Task details → Only the lines from the one holding "Transcribe the text in this document." to the end of the data should be echoed, exactly as they appear, minus the pictures.
◇ ◇ ◇
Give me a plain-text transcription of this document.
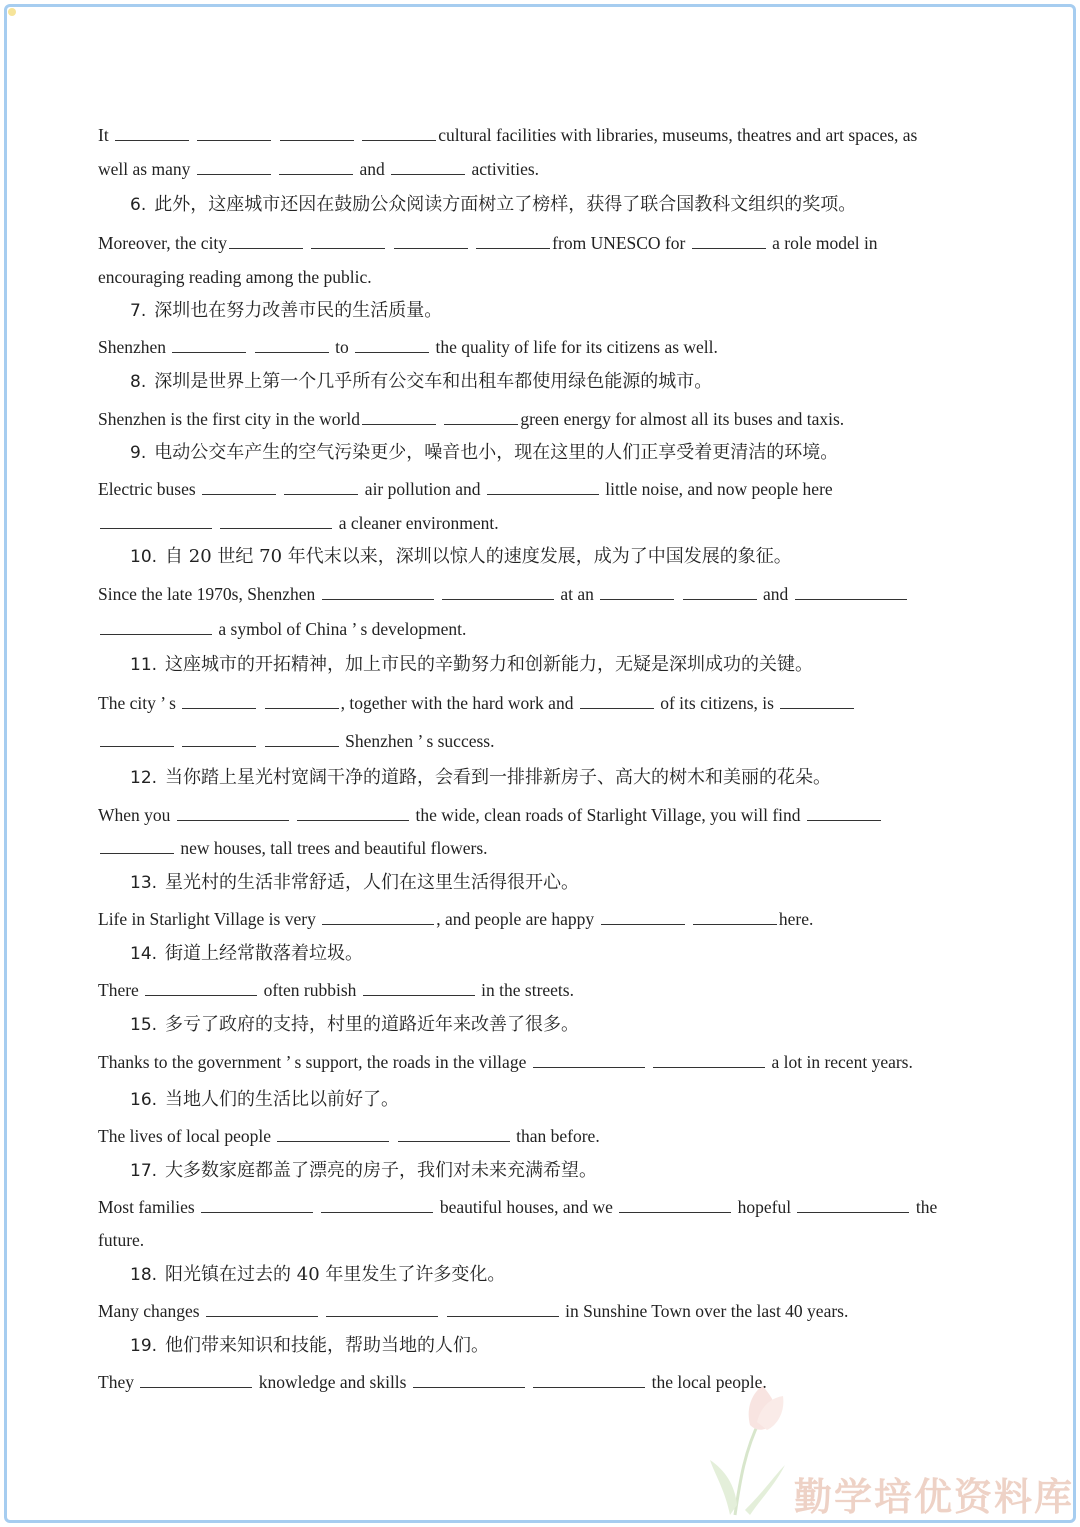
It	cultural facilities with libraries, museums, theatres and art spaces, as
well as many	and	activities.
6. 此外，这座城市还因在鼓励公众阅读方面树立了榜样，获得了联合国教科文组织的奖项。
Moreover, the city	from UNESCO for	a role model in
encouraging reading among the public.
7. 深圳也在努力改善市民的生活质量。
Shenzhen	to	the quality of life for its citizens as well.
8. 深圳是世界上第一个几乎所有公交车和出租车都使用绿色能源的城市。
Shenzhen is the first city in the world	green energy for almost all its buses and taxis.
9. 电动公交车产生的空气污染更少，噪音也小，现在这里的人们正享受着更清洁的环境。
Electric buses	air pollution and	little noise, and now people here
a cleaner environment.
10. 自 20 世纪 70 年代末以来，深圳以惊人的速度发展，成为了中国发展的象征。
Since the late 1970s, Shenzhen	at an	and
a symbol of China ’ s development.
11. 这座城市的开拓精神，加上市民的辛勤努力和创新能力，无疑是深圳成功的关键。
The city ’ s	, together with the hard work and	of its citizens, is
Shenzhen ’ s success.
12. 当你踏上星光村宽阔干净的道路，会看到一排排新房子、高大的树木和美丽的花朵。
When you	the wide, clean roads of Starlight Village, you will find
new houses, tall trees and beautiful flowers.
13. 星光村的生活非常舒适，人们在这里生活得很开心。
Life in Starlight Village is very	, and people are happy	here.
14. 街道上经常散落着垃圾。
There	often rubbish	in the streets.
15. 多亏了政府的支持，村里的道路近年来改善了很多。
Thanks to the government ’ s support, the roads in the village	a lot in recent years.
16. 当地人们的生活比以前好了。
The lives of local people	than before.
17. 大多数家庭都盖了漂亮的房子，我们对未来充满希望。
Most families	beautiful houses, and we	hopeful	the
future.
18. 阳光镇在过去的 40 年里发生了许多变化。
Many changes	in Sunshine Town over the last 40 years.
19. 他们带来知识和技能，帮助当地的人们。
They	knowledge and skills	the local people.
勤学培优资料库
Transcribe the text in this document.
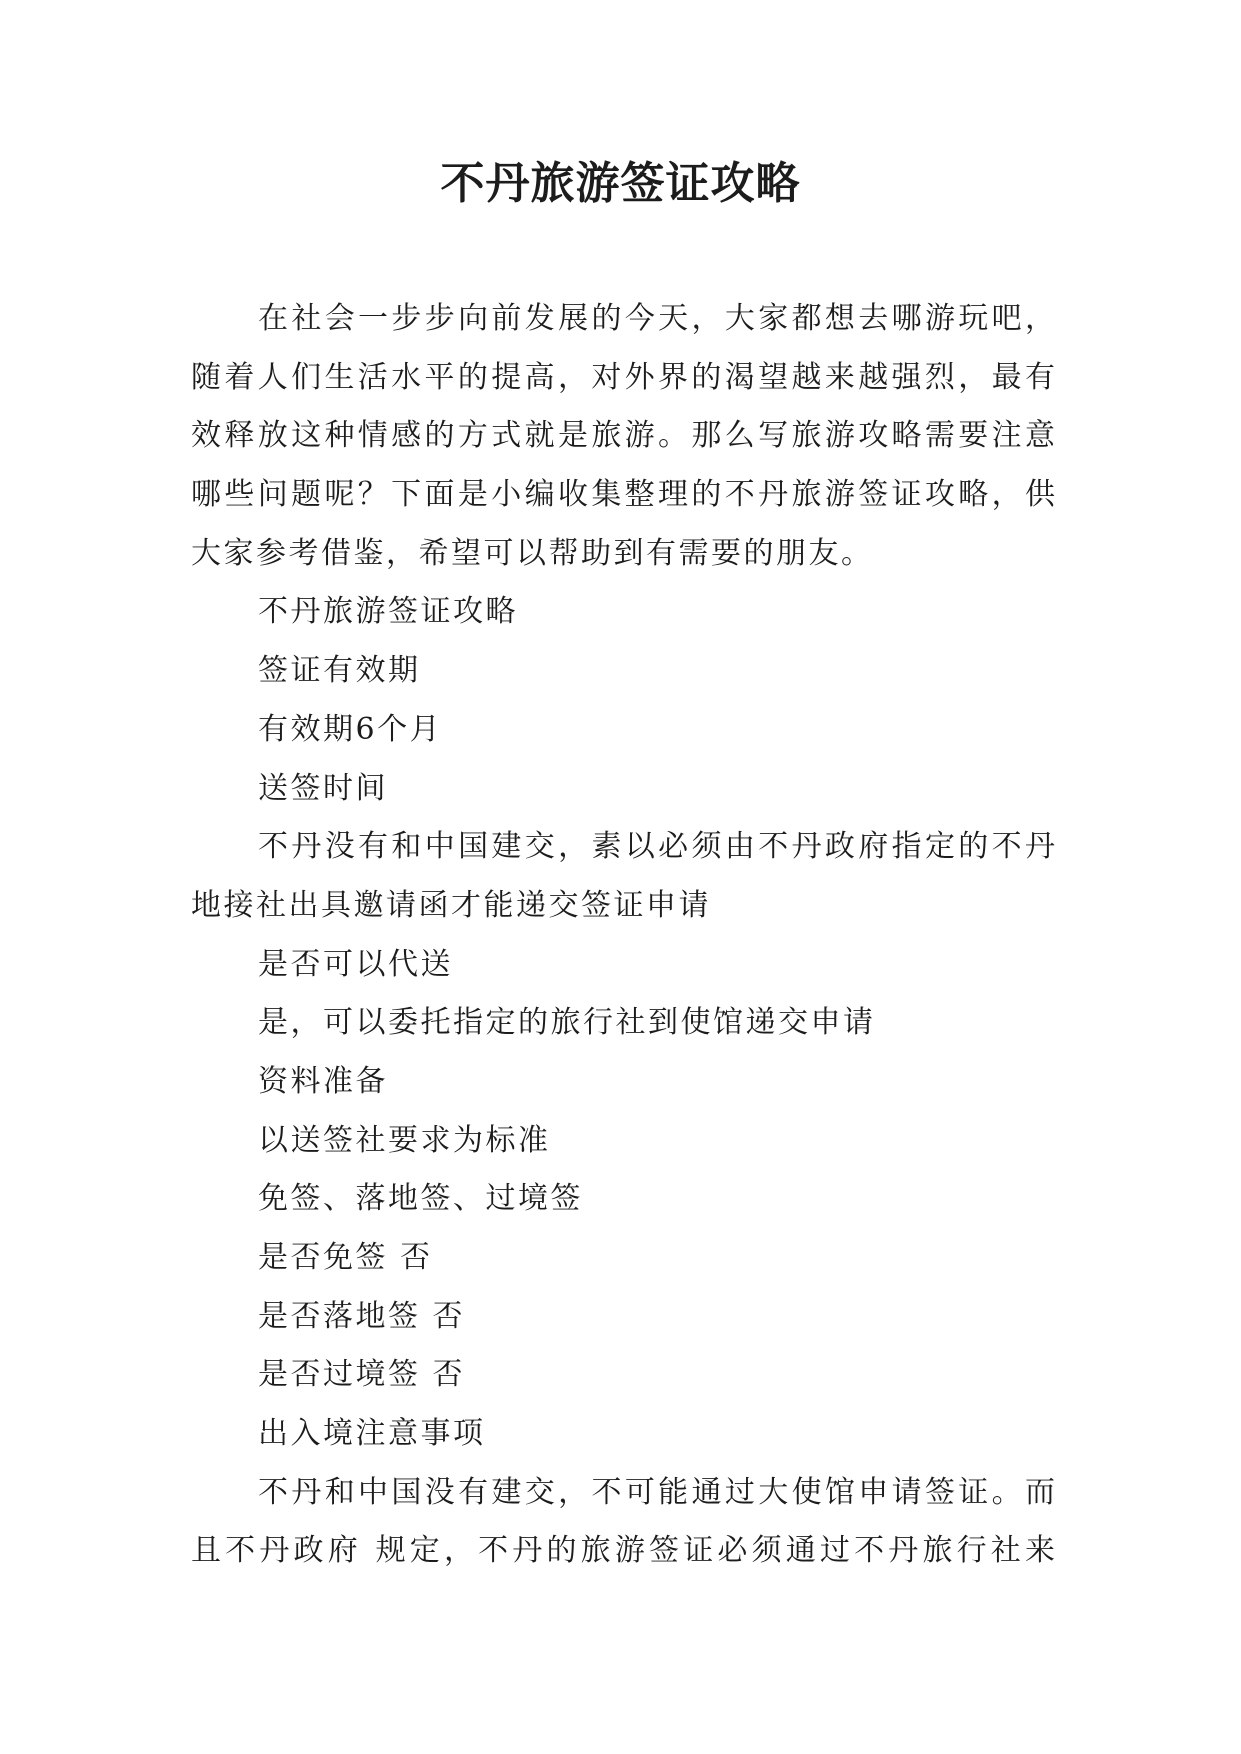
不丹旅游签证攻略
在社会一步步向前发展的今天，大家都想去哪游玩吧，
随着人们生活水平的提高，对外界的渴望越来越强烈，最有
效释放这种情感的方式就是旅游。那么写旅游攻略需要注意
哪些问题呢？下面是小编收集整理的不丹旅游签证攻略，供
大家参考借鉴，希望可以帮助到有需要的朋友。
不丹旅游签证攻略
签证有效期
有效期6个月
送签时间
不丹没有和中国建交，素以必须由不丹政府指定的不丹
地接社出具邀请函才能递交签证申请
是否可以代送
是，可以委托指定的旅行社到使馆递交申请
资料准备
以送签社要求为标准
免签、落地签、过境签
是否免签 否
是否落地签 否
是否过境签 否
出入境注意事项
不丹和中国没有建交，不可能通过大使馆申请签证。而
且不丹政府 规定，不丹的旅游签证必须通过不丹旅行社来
◇ ◇ ◇
The response →
Transcribe the text in this document.
不丹旅游签证攻略
在社会一步步向前发展的今天，大家都想去哪游玩吧，
随着人们生活水平的提高，对外界的渴望越来越强烈，最有
效释放这种情感的方式就是旅游。那么写旅游攻略需要注意
哪些问题呢？下面是小编收集整理的不丹旅游签证攻略，供
大家参考借鉴，希望可以帮助到有需要的朋友。
不丹旅游签证攻略
签证有效期
有效期6个月
送签时间
不丹没有和中国建交，素以必须由不丹政府指定的不丹
地接社出具邀请函才能递交签证申请
是否可以代送
是，可以委托指定的旅行社到使馆递交申请
资料准备
以送签社要求为标准
免签、落地签、过境签
是否免签 否
是否落地签 否
是否过境签 否
出入境注意事项
不丹和中国没有建交，不可能通过大使馆申请签证。而
且不丹政府 规定，不丹的旅游签证必须通过不丹旅行社来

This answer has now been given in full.